Given records:

******

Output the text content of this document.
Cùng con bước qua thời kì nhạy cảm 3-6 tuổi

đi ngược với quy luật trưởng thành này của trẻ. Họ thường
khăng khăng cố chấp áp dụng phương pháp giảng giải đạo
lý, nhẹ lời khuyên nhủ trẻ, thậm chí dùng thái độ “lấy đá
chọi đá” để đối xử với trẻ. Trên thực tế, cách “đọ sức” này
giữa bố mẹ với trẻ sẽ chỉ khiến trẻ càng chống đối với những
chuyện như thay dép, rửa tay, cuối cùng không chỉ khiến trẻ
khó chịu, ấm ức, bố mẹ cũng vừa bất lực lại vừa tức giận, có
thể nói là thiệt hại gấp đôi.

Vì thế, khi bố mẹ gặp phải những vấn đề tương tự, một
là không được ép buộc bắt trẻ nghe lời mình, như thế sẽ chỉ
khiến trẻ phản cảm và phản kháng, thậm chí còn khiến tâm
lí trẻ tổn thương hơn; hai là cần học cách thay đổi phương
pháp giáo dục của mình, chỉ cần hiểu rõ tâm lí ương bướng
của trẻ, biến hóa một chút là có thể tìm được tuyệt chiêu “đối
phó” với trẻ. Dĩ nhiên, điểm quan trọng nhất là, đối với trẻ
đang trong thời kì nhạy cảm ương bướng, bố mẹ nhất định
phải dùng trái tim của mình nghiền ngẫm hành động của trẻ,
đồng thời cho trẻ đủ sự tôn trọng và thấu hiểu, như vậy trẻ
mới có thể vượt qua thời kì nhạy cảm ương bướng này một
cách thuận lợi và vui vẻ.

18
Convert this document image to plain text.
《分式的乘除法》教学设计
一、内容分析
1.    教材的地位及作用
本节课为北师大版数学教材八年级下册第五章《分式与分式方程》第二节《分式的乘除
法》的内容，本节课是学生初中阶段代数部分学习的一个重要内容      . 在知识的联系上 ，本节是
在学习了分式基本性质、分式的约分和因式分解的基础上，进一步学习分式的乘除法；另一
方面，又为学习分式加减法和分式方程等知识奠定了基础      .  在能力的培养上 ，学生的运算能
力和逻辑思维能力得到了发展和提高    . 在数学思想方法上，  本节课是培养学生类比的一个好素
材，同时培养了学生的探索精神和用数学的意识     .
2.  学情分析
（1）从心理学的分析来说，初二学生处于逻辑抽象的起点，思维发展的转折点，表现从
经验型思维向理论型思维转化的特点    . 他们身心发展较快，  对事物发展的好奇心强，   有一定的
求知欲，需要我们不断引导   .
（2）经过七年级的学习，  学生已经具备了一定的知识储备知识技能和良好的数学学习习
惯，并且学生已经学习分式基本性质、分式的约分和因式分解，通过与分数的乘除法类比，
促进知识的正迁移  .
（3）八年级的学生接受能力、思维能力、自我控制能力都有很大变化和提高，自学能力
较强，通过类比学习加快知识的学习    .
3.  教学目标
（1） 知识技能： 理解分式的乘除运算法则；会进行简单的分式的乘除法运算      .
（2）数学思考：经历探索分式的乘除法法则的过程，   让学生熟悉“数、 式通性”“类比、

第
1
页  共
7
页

******

Work to do: Restate every line of the data word for word.

Problem solution:
Output the text content of this document.
Cùng con bước qua thời kì nhạy cảm 3-6 tuổi

đi ngược với quy luật trưởng thành này của trẻ. Họ thường
khăng khăng cố chấp áp dụng phương pháp giảng giải đạo
lý, nhẹ lời khuyên nhủ trẻ, thậm chí dùng thái độ “lấy đá
chọi đá” để đối xử với trẻ. Trên thực tế, cách “đọ sức” này
giữa bố mẹ với trẻ sẽ chỉ khiến trẻ càng chống đối với những
chuyện như thay dép, rửa tay, cuối cùng không chỉ khiến trẻ
khó chịu, ấm ức, bố mẹ cũng vừa bất lực lại vừa tức giận, có
thể nói là thiệt hại gấp đôi.

Vì thế, khi bố mẹ gặp phải những vấn đề tương tự, một
là không được ép buộc bắt trẻ nghe lời mình, như thế sẽ chỉ
khiến trẻ phản cảm và phản kháng, thậm chí còn khiến tâm
lí trẻ tổn thương hơn; hai là cần học cách thay đổi phương
pháp giáo dục của mình, chỉ cần hiểu rõ tâm lí ương bướng
của trẻ, biến hóa một chút là có thể tìm được tuyệt chiêu “đối
phó” với trẻ. Dĩ nhiên, điểm quan trọng nhất là, đối với trẻ
đang trong thời kì nhạy cảm ương bướng, bố mẹ nhất định
phải dùng trái tim của mình nghiền ngẫm hành động của trẻ,
đồng thời cho trẻ đủ sự tôn trọng và thấu hiểu, như vậy trẻ
mới có thể vượt qua thời kì nhạy cảm ương bướng này một
cách thuận lợi và vui vẻ.

18
Convert this document image to plain text.
《分式的乘除法》教学设计
一、内容分析
1.    教材的地位及作用
本节课为北师大版数学教材八年级下册第五章《分式与分式方程》第二节《分式的乘除
法》的内容，本节课是学生初中阶段代数部分学习的一个重要内容      . 在知识的联系上 ，本节是
在学习了分式基本性质、分式的约分和因式分解的基础上，进一步学习分式的乘除法；另一
方面，又为学习分式加减法和分式方程等知识奠定了基础      .  在能力的培养上 ，学生的运算能
力和逻辑思维能力得到了发展和提高    . 在数学思想方法上，  本节课是培养学生类比的一个好素
材，同时培养了学生的探索精神和用数学的意识     .
2.  学情分析
（1）从心理学的分析来说，初二学生处于逻辑抽象的起点，思维发展的转折点，表现从
经验型思维向理论型思维转化的特点    . 他们身心发展较快，  对事物发展的好奇心强，   有一定的
求知欲，需要我们不断引导   .
（2）经过七年级的学习，  学生已经具备了一定的知识储备知识技能和良好的数学学习习
惯，并且学生已经学习分式基本性质、分式的约分和因式分解，通过与分数的乘除法类比，
促进知识的正迁移  .
（3）八年级的学生接受能力、思维能力、自我控制能力都有很大变化和提高，自学能力
较强，通过类比学习加快知识的学习    .
3.  教学目标
（1） 知识技能： 理解分式的乘除运算法则；会进行简单的分式的乘除法运算      .
（2）数学思考：经历探索分式的乘除法法则的过程，   让学生熟悉“数、 式通性”“类比、

第
1
页  共
7
页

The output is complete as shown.